**A block of data:**

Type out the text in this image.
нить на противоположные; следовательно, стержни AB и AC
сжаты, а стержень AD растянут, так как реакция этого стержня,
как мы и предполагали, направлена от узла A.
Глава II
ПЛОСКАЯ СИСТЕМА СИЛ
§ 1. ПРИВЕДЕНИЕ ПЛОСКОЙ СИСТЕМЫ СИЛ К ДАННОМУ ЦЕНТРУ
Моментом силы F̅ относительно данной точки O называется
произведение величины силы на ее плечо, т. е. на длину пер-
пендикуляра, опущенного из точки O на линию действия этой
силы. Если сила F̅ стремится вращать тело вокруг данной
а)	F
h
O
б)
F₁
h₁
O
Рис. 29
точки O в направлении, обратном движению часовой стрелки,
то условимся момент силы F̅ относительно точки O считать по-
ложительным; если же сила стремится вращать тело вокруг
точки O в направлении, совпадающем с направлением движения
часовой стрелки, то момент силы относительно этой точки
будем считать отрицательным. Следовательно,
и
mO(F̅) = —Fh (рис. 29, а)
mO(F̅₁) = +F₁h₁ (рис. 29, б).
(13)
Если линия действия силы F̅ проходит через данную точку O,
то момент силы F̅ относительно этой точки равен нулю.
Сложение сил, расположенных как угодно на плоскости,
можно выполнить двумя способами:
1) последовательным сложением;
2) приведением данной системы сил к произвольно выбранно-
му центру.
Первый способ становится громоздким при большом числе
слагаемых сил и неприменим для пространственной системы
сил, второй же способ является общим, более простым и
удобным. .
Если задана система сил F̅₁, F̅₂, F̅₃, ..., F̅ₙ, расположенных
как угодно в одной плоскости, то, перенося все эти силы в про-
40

**Exercise prompt:** Every entry should be printed again exactly as it stands.

**Solution to this problem:**
Type out the text in this image.
нить на противоположные; следовательно, стержни AB и AC
сжаты, а стержень AD растянут, так как реакция этого стержня,
как мы и предполагали, направлена от узла A.
Глава II
ПЛОСКАЯ СИСТЕМА СИЛ
§ 1. ПРИВЕДЕНИЕ ПЛОСКОЙ СИСТЕМЫ СИЛ К ДАННОМУ ЦЕНТРУ
Моментом силы F̅ относительно данной точки O называется
произведение величины силы на ее плечо, т. е. на длину пер-
пендикуляра, опущенного из точки O на линию действия этой
силы. Если сила F̅ стремится вращать тело вокруг данной
а)	F
h
O
б)
F₁
h₁
O
Рис. 29
точки O в направлении, обратном движению часовой стрелки,
то условимся момент силы F̅ относительно точки O считать по-
ложительным; если же сила стремится вращать тело вокруг
точки O в направлении, совпадающем с направлением движения
часовой стрелки, то момент силы относительно этой точки
будем считать отрицательным. Следовательно,
и
mO(F̅) = —Fh (рис. 29, а)
mO(F̅₁) = +F₁h₁ (рис. 29, б).
(13)
Если линия действия силы F̅ проходит через данную точку O,
то момент силы F̅ относительно этой точки равен нулю.
Сложение сил, расположенных как угодно на плоскости,
можно выполнить двумя способами:
1) последовательным сложением;
2) приведением данной системы сил к произвольно выбранно-
му центру.
Первый способ становится громоздким при большом числе
слагаемых сил и неприменим для пространственной системы
сил, второй же способ является общим, более простым и
удобным. .
Если задана система сил F̅₁, F̅₂, F̅₃, ..., F̅ₙ, расположенных
как угодно в одной плоскости, то, перенося все эти силы в про-
40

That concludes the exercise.